| TASKS |
1. In the opinion piece on British Columbia gas prices, by how much were prices on average higher than they should be, according to the utilities commission's summertime report?
2. Please check whether each statement agrees with the opinion piece on British Columbia gas prices, answering yes or no and quoting the words that decide it: (a) The utilities commission released its summertime report on Aug. 30. (b) Investigators were permitted to examine taxes and pipelines. (c) The November report reached a different conclusion from the summertime report.
3. Write the next part of the opinion piece on British Columbia gas prices, picking up after its final sentence.

[BEGIN SOURCE]

Author: Kris Sims 2019/12/31

By Kris Sims

 

A funny thing is happening with the province’s investigations into soaring gas prices. It’s like a game of Clue, but some pieces are missing so nobody can prove it was Colonel Mustard in the library with the lead pipe. For the gas-price investigations, key pieces are off the table to make sure nobody finds the real answer: it was the premier, in the legislature, with bad policies.

Motorists in British Columbia know they are getting hosed at the gas pumps and they know it’s mostly because of government.

Premier John Horgan has jacked up taxes on fuel and his NDP-Green team has been fighting against expanding the Trans Mountain Pipeline, a piece of infrastructure that supplies gas products to the Lower Mainland and stops along the way. Then the premier wonders why the fuel prices are so high.  But everyone knows what happens when you hike taxes and choke supply.

Horgan goes much farther than on-camera soliloquizing at Victoria’s legislature. He ordered the British Columbia Utilities Commission to play a game of Clue with gas prices while taking key pieces off the board. Taxes, special fuel regulations and pipelines are all out of bounds. Investigators weren’t allowed to examine the real evidence.

The utilities commission released its summertime report on Aug. 30. It couldn’t explain why prices were on average 13 cents per litre higher than they should be. Then they put out another report in November, for some reason, saying the same thing.

But this isn’t an unsolvable mystery. As petroleum experts have explained, factors such as supply and demand play a role. And government is a major factor.

[END SOURCE]
[BEGIN RECORD SET]

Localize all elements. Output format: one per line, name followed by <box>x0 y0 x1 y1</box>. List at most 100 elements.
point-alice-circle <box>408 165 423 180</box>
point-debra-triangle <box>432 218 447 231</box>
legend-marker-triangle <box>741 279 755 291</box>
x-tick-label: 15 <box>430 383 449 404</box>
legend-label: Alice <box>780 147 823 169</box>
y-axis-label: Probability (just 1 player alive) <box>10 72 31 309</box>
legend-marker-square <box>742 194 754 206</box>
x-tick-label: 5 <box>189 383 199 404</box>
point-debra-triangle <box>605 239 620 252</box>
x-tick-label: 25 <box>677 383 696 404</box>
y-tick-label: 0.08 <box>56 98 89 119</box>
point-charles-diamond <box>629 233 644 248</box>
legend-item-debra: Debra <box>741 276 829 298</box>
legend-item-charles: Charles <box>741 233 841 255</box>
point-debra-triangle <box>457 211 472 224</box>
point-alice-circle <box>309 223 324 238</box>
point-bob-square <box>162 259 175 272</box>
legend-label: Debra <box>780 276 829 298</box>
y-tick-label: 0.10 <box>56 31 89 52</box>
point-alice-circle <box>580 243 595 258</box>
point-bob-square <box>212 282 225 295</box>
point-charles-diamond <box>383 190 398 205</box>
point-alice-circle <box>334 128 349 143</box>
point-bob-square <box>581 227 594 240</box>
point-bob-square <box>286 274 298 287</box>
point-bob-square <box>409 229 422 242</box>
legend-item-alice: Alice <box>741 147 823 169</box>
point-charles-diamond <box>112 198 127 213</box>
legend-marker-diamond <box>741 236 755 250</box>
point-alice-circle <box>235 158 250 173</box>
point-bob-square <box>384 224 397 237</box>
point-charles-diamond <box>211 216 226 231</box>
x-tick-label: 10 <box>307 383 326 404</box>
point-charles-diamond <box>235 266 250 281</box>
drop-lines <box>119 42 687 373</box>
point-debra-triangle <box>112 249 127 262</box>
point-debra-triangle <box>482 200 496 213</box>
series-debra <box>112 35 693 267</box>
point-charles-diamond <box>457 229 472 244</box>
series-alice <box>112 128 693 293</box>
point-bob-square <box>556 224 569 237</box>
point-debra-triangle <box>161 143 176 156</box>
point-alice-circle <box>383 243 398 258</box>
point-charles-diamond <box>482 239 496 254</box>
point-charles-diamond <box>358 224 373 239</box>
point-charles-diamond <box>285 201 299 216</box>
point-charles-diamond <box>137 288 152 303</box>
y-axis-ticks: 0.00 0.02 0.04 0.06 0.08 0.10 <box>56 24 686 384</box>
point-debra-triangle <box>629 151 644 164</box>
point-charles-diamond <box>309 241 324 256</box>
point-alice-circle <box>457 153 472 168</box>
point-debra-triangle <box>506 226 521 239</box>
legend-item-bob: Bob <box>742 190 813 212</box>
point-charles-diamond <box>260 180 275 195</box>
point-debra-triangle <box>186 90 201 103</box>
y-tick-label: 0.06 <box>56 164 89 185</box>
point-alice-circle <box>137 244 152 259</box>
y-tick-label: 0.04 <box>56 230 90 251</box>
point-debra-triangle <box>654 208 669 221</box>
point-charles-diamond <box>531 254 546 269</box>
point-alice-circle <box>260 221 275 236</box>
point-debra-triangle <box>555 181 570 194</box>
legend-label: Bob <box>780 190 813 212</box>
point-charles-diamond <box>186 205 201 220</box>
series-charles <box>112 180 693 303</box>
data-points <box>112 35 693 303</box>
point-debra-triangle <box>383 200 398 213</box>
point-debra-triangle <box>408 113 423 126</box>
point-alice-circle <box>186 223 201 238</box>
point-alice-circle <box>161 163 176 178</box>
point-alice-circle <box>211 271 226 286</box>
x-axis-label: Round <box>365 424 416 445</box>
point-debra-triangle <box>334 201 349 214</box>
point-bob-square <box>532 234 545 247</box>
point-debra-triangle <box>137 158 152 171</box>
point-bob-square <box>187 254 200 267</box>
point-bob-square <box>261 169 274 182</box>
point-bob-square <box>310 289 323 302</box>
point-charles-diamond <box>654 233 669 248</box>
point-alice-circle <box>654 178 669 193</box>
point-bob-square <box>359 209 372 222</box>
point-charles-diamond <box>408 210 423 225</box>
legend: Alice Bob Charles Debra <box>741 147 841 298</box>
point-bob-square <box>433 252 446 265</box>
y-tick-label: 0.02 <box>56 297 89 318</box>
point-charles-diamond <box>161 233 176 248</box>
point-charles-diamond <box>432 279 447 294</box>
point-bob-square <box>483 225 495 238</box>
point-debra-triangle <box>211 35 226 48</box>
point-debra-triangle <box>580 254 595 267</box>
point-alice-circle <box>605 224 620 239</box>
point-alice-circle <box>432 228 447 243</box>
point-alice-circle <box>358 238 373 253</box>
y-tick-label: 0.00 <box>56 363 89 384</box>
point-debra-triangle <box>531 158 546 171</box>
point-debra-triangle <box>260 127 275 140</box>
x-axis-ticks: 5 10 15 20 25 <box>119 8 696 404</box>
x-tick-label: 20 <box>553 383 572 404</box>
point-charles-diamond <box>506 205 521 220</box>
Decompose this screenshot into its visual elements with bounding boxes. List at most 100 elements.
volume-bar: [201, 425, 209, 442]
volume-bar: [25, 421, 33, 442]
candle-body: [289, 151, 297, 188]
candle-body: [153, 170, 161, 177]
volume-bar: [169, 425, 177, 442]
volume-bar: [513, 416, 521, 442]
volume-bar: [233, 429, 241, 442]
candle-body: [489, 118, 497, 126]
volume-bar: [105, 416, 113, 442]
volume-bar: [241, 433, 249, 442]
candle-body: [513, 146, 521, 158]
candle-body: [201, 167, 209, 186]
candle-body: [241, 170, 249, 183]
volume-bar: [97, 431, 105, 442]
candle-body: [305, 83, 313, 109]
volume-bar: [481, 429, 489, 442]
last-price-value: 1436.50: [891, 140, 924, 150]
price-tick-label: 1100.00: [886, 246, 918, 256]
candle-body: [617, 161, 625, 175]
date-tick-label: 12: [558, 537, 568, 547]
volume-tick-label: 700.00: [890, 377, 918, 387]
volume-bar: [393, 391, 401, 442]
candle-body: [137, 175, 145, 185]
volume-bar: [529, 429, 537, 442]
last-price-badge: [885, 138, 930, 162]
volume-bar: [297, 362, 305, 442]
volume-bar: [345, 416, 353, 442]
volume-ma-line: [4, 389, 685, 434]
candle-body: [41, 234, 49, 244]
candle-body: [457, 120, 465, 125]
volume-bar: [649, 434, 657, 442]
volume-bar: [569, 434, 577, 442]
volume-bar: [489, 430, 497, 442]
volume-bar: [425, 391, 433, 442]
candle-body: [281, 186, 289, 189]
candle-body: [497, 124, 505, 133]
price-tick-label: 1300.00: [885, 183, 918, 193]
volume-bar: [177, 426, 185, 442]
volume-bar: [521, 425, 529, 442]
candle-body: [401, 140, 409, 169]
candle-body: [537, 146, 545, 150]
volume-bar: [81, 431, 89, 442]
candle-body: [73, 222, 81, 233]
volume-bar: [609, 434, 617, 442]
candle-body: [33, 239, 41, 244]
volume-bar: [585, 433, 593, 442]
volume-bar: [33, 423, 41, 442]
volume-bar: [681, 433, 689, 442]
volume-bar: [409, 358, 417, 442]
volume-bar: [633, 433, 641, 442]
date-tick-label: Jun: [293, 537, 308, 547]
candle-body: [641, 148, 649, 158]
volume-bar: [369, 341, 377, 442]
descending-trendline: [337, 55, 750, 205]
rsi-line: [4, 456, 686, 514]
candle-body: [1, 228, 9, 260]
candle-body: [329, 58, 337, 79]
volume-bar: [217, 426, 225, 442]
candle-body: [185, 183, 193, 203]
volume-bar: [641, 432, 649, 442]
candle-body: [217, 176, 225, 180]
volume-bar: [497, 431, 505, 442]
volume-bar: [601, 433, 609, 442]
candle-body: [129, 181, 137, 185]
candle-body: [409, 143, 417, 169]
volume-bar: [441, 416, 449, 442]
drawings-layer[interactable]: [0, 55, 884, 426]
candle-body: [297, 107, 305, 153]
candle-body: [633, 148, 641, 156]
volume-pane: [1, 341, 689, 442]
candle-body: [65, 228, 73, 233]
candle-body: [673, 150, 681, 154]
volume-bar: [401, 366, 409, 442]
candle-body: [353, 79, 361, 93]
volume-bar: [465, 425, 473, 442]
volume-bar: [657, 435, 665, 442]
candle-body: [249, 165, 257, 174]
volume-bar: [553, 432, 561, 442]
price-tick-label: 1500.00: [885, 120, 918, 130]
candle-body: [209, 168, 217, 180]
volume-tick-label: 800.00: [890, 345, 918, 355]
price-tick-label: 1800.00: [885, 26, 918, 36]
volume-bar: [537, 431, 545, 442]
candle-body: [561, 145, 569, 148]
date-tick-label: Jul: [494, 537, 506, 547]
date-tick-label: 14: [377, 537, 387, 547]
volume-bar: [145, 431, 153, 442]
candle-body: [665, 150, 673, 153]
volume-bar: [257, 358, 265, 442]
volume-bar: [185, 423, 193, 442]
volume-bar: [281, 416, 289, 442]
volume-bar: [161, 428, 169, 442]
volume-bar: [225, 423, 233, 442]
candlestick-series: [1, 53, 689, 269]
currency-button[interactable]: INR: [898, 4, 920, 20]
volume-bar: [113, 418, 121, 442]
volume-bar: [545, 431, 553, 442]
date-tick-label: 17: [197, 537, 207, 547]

[END RECORD SET]

| ANSWERS TO THE TASKS |
1. 13 cents per litre.

2.
(a) Yes: "The utilities commission released its summertime report on Aug. 30."
(b) No: "Taxes, special fuel regulations and pipelines are all out of bounds."
(c) No: "Then they put out another report in November, for some reason, saying the same thing."

3.
Gasoline and diesel are in high demand and relatively short supply in the Lower Mainland, with the small Burnaby refinery not able to produce enough to fill the area gas stations to the point where retail prices would drop. More pipeline capacity would expand supply.

An even bigger factor is taxes. In Metro Vancouver, taxes eat up about 54 cents per litre of gasoline. The carbon tax is now 8.9 cents per litre, and the TransLink tax is 18.5 cents per litre. Both recent tax hikes are Horgan’s doing.  The rest of B.C. forks over about 40 cents per litre in taxes. B.C. also has the provincial excise tax at 8.5 cents per litre. Horgan has the power to lower or scrap them, but instead he increases taxes and conjures crippled inquiries to chase wild geese.

What’s perhaps most mysterious in this caper is motive. What is Horgan driving at with these handcuffed inquiries and reports? Aren’t unaffordably high gas prices something he wants?

Horgan and his NDP-Green team have repeatedly said that a high carbon tax is needed to reduce peoples’ use of fuels, so they will “alter their behaviour” – that’s fancy political speak for “jack up the gas price, so people can’t afford it.”

And yet, when Metro Vancouver routinely has the highest fuel prices in North America, often at about $1.60 per litre, Horgan wrings his hands and beats his breast, wondering what’s causing the unaffordable prices for the people of his province.

Which Horgan is the real one? The one who says the jacked up taxes are necessary so people alter their behaviour or the person who says he cares about the working class and wants to make life in B.C. more affordable?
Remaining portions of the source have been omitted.